Task details – Copy the data exactly; pictures stay out of the copy.

- - - - -

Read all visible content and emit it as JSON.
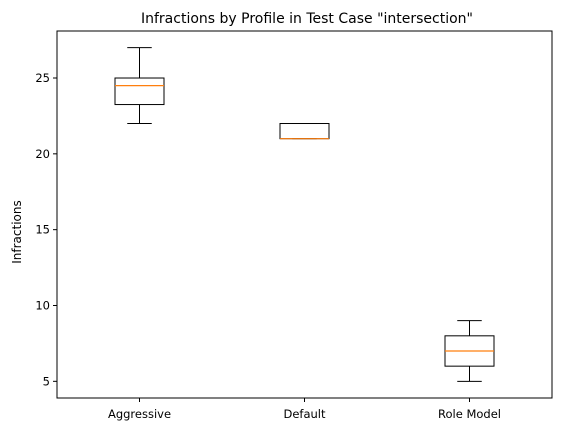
{
  "chart_data": {
    "type": "box",
    "title": "Infractions by Profile in Test Case \"intersection\"",
    "xlabel": "",
    "ylabel": "Infractions",
    "ylim": [
      3.9,
      28.1
    ],
    "yticks": [
      5,
      10,
      15,
      20,
      25
    ],
    "grid": false,
    "categories": [
      "Aggressive",
      "Default",
      "Role Model"
    ],
    "boxes": [
      {
        "category": "Aggressive",
        "whisker_low": 22,
        "q1": 23.25,
        "median": 24.5,
        "q3": 25,
        "whisker_high": 27
      },
      {
        "category": "Default",
        "whisker_low": 21,
        "q1": 21,
        "median": 21,
        "q3": 22,
        "whisker_high": 22
      },
      {
        "category": "Role Model",
        "whisker_low": 5,
        "q1": 6,
        "median": 7,
        "q3": 8,
        "whisker_high": 9
      }
    ],
    "colors": {
      "box": "#000000",
      "median": "#ff7f0e"
    }
  }
}
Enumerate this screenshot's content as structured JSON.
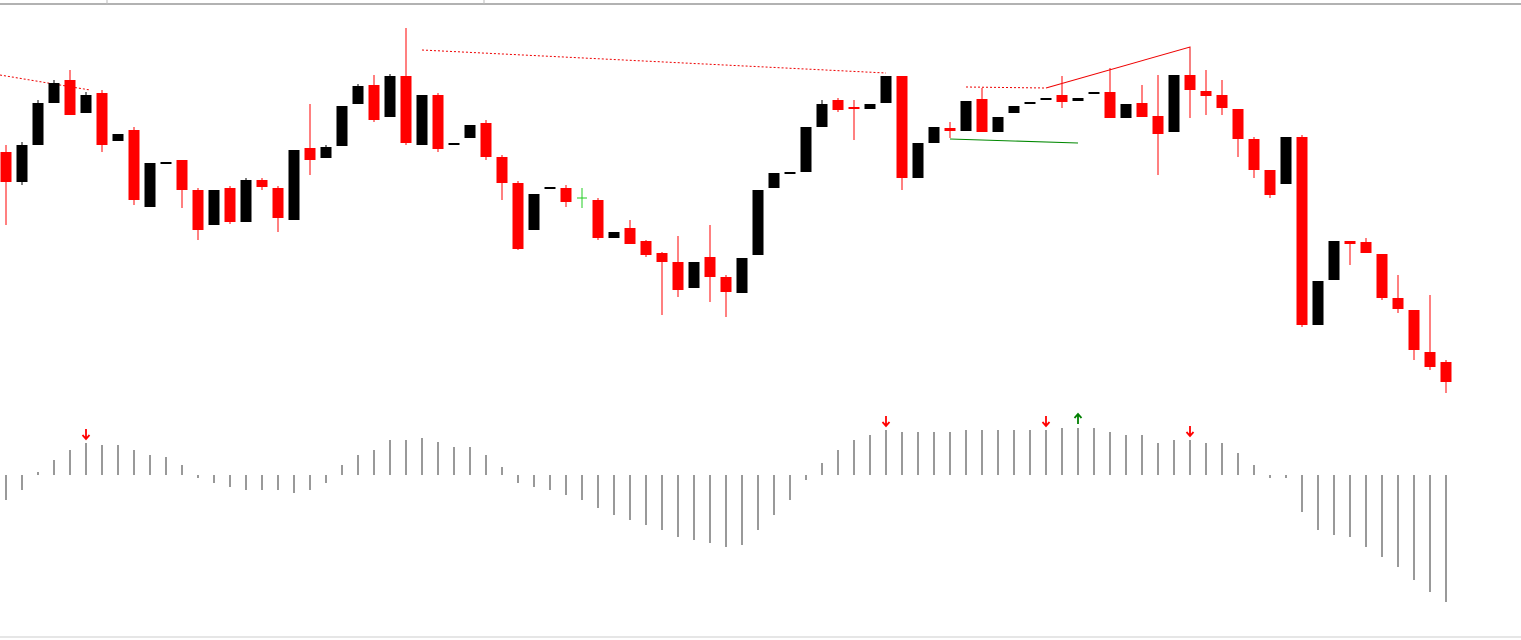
{
  "chart_data": [
    {
      "type": "candlestick",
      "ylim": [
        0,
        400
      ],
      "up_color": "#000000",
      "down_color": "#ff0000",
      "doji_color": "#22cc22",
      "open": [
        248,
        218,
        255,
        297,
        320,
        287,
        307,
        259,
        270,
        193,
        236,
        240,
        210,
        175,
        212,
        178,
        220,
        212,
        180,
        252,
        242,
        254,
        296,
        315,
        283,
        324,
        255,
        305,
        255,
        262,
        277,
        243,
        217,
        170,
        211,
        212,
        202,
        200,
        162,
        172,
        159,
        147,
        138,
        112,
        143,
        123,
        107,
        145,
        212,
        226,
        228,
        273,
        300,
        293,
        291,
        297,
        324,
        222,
        257,
        272,
        269,
        301,
        268,
        287,
        296,
        300,
        305,
        299,
        306,
        308,
        282,
        297,
        284,
        268,
        325,
        309,
        305,
        291,
        261,
        230,
        216,
        263,
        75,
        120,
        159,
        158,
        146,
        102,
        90,
        48,
        38
      ],
      "high": [
        255,
        258,
        300,
        320,
        330,
        308,
        310,
        266,
        273,
        237,
        238,
        240,
        212,
        210,
        214,
        222,
        222,
        214,
        250,
        296,
        255,
        294,
        316,
        325,
        326,
        372,
        305,
        307,
        257,
        275,
        280,
        245,
        219,
        206,
        213,
        215,
        212,
        202,
        168,
        180,
        160,
        148,
        164,
        138,
        175,
        125,
        142,
        210,
        227,
        228,
        273,
        300,
        302,
        300,
        296,
        324,
        324,
        257,
        273,
        278,
        299,
        312,
        283,
        294,
        298,
        302,
        324,
        302,
        308,
        332,
        296,
        315,
        325,
        325,
        325,
        330,
        320,
        291,
        263,
        230,
        263,
        265,
        119,
        159,
        159,
        162,
        146,
        125,
        90,
        105,
        40
      ],
      "low": [
        175,
        215,
        255,
        297,
        285,
        287,
        248,
        259,
        195,
        193,
        236,
        192,
        160,
        175,
        176,
        178,
        210,
        168,
        180,
        225,
        242,
        254,
        296,
        278,
        283,
        255,
        255,
        248,
        255,
        262,
        240,
        200,
        150,
        170,
        211,
        193,
        192,
        160,
        162,
        156,
        143,
        85,
        103,
        112,
        98,
        83,
        107,
        145,
        212,
        226,
        228,
        273,
        288,
        260,
        291,
        297,
        210,
        222,
        257,
        262,
        269,
        268,
        268,
        287,
        296,
        300,
        292,
        299,
        306,
        282,
        282,
        283,
        225,
        268,
        282,
        285,
        285,
        243,
        222,
        202,
        216,
        73,
        75,
        120,
        135,
        147,
        100,
        87,
        40,
        30,
        7
      ],
      "close": [
        218,
        255,
        297,
        317,
        285,
        305,
        255,
        266,
        200,
        237,
        238,
        210,
        170,
        210,
        178,
        220,
        213,
        182,
        250,
        240,
        253,
        294,
        314,
        280,
        324,
        257,
        305,
        251,
        257,
        275,
        243,
        217,
        151,
        206,
        213,
        198,
        202,
        162,
        168,
        156,
        145,
        138,
        110,
        138,
        123,
        108,
        142,
        210,
        227,
        228,
        273,
        296,
        290,
        291,
        296,
        324,
        222,
        257,
        273,
        269,
        299,
        268,
        283,
        294,
        298,
        302,
        298,
        302,
        308,
        282,
        296,
        283,
        266,
        325,
        310,
        304,
        292,
        261,
        230,
        205,
        263,
        75,
        119,
        159,
        156,
        147,
        102,
        91,
        50,
        33,
        18
      ]
    },
    {
      "type": "histogram-oscillator",
      "ylim": [
        -165,
        65
      ],
      "color": "#999999",
      "values": [
        -25,
        -15,
        3,
        15,
        25,
        32,
        30,
        30,
        25,
        20,
        18,
        10,
        -3,
        -8,
        -12,
        -15,
        -15,
        -15,
        -18,
        -15,
        -8,
        10,
        20,
        25,
        35,
        35,
        37,
        33,
        28,
        28,
        20,
        8,
        -8,
        -12,
        -15,
        -20,
        -25,
        -33,
        -40,
        -45,
        -50,
        -55,
        -62,
        -65,
        -68,
        -72,
        -70,
        -55,
        -40,
        -25,
        -5,
        12,
        25,
        35,
        40,
        45,
        43,
        43,
        43,
        43,
        45,
        45,
        45,
        45,
        45,
        45,
        47,
        47,
        47,
        43,
        40,
        40,
        32,
        35,
        35,
        32,
        32,
        22,
        10,
        -3,
        -3,
        -37,
        -55,
        -60,
        -62,
        -72,
        -82,
        -92,
        -105,
        -117,
        -127
      ],
      "arrows": [
        {
          "index": 5,
          "direction": "down",
          "color": "#ff0000"
        },
        {
          "index": 55,
          "direction": "down",
          "color": "#ff0000"
        },
        {
          "index": 65,
          "direction": "down",
          "color": "#ff0000"
        },
        {
          "index": 67,
          "direction": "up",
          "color": "#008000"
        },
        {
          "index": 74,
          "direction": "down",
          "color": "#ff0000"
        }
      ]
    }
  ]
}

- - - - -

Full answer –
Read all visible content and emit it as JSON.
{
  "chart_data": {
    "type": "box",
    "title": "Infractions by Profile in Test Case \"intersection\"",
    "xlabel": "",
    "ylabel": "Infractions",
    "ylim": [
      3.9,
      28.1
    ],
    "yticks": [
      5,
      10,
      15,
      20,
      25
    ],
    "grid": false,
    "categories": [
      "Aggressive",
      "Default",
      "Role Model"
    ],
    "boxes": [
      {
        "category": "Aggressive",
        "whisker_low": 22,
        "q1": 23.25,
        "median": 24.5,
        "q3": 25,
        "whisker_high": 27
      },
      {
        "category": "Default",
        "whisker_low": 21,
        "q1": 21,
        "median": 21,
        "q3": 22,
        "whisker_high": 22
      },
      {
        "category": "Role Model",
        "whisker_low": 5,
        "q1": 6,
        "median": 7,
        "q3": 8,
        "whisker_high": 9
      }
    ],
    "colors": {
      "box": "#000000",
      "median": "#ff7f0e"
    }
  }
}
Enumerate this screenshot's content as structured JSON.
{
  "chart_data": [
    {
      "type": "candlestick",
      "ylim": [
        0,
        400
      ],
      "up_color": "#000000",
      "down_color": "#ff0000",
      "doji_color": "#22cc22",
      "open": [
        248,
        218,
        255,
        297,
        320,
        287,
        307,
        259,
        270,
        193,
        236,
        240,
        210,
        175,
        212,
        178,
        220,
        212,
        180,
        252,
        242,
        254,
        296,
        315,
        283,
        324,
        255,
        305,
        255,
        262,
        277,
        243,
        217,
        170,
        211,
        212,
        202,
        200,
        162,
        172,
        159,
        147,
        138,
        112,
        143,
        123,
        107,
        145,
        212,
        226,
        228,
        273,
        300,
        293,
        291,
        297,
        324,
        222,
        257,
        272,
        269,
        301,
        268,
        287,
        296,
        300,
        305,
        299,
        306,
        308,
        282,
        297,
        284,
        268,
        325,
        309,
        305,
        291,
        261,
        230,
        216,
        263,
        75,
        120,
        159,
        158,
        146,
        102,
        90,
        48,
        38
      ],
      "high": [
        255,
        258,
        300,
        320,
        330,
        308,
        310,
        266,
        273,
        237,
        238,
        240,
        212,
        210,
        214,
        222,
        222,
        214,
        250,
        296,
        255,
        294,
        316,
        325,
        326,
        372,
        305,
        307,
        257,
        275,
        280,
        245,
        219,
        206,
        213,
        215,
        212,
        202,
        168,
        180,
        160,
        148,
        164,
        138,
        175,
        125,
        142,
        210,
        227,
        228,
        273,
        300,
        302,
        300,
        296,
        324,
        324,
        257,
        273,
        278,
        299,
        312,
        283,
        294,
        298,
        302,
        324,
        302,
        308,
        332,
        296,
        315,
        325,
        325,
        325,
        330,
        320,
        291,
        263,
        230,
        263,
        265,
        119,
        159,
        159,
        162,
        146,
        125,
        90,
        105,
        40
      ],
      "low": [
        175,
        215,
        255,
        297,
        285,
        287,
        248,
        259,
        195,
        193,
        236,
        192,
        160,
        175,
        176,
        178,
        210,
        168,
        180,
        225,
        242,
        254,
        296,
        278,
        283,
        255,
        255,
        248,
        255,
        262,
        240,
        200,
        150,
        170,
        211,
        193,
        192,
        160,
        162,
        156,
        143,
        85,
        103,
        112,
        98,
        83,
        107,
        145,
        212,
        226,
        228,
        273,
        288,
        260,
        291,
        297,
        210,
        222,
        257,
        262,
        269,
        268,
        268,
        287,
        296,
        300,
        292,
        299,
        306,
        282,
        282,
        283,
        225,
        268,
        282,
        285,
        285,
        243,
        222,
        202,
        216,
        73,
        75,
        120,
        135,
        147,
        100,
        87,
        40,
        30,
        7
      ],
      "close": [
        218,
        255,
        297,
        317,
        285,
        305,
        255,
        266,
        200,
        237,
        238,
        210,
        170,
        210,
        178,
        220,
        213,
        182,
        250,
        240,
        253,
        294,
        314,
        280,
        324,
        257,
        305,
        251,
        257,
        275,
        243,
        217,
        151,
        206,
        213,
        198,
        202,
        162,
        168,
        156,
        145,
        138,
        110,
        138,
        123,
        108,
        142,
        210,
        227,
        228,
        273,
        296,
        290,
        291,
        296,
        324,
        222,
        257,
        273,
        269,
        299,
        268,
        283,
        294,
        298,
        302,
        298,
        302,
        308,
        282,
        296,
        283,
        266,
        325,
        310,
        304,
        292,
        261,
        230,
        205,
        263,
        75,
        119,
        159,
        156,
        147,
        102,
        91,
        50,
        33,
        18
      ]
    },
    {
      "type": "histogram-oscillator",
      "ylim": [
        -165,
        65
      ],
      "color": "#999999",
      "values": [
        -25,
        -15,
        3,
        15,
        25,
        32,
        30,
        30,
        25,
        20,
        18,
        10,
        -3,
        -8,
        -12,
        -15,
        -15,
        -15,
        -18,
        -15,
        -8,
        10,
        20,
        25,
        35,
        35,
        37,
        33,
        28,
        28,
        20,
        8,
        -8,
        -12,
        -15,
        -20,
        -25,
        -33,
        -40,
        -45,
        -50,
        -55,
        -62,
        -65,
        -68,
        -72,
        -70,
        -55,
        -40,
        -25,
        -5,
        12,
        25,
        35,
        40,
        45,
        43,
        43,
        43,
        43,
        45,
        45,
        45,
        45,
        45,
        45,
        47,
        47,
        47,
        43,
        40,
        40,
        32,
        35,
        35,
        32,
        32,
        22,
        10,
        -3,
        -3,
        -37,
        -55,
        -60,
        -62,
        -72,
        -82,
        -92,
        -105,
        -117,
        -127
      ],
      "arrows": [
        {
          "index": 5,
          "direction": "down",
          "color": "#ff0000"
        },
        {
          "index": 55,
          "direction": "down",
          "color": "#ff0000"
        },
        {
          "index": 65,
          "direction": "down",
          "color": "#ff0000"
        },
        {
          "index": 67,
          "direction": "up",
          "color": "#008000"
        },
        {
          "index": 74,
          "direction": "down",
          "color": "#ff0000"
        }
      ]
    }
  ]
}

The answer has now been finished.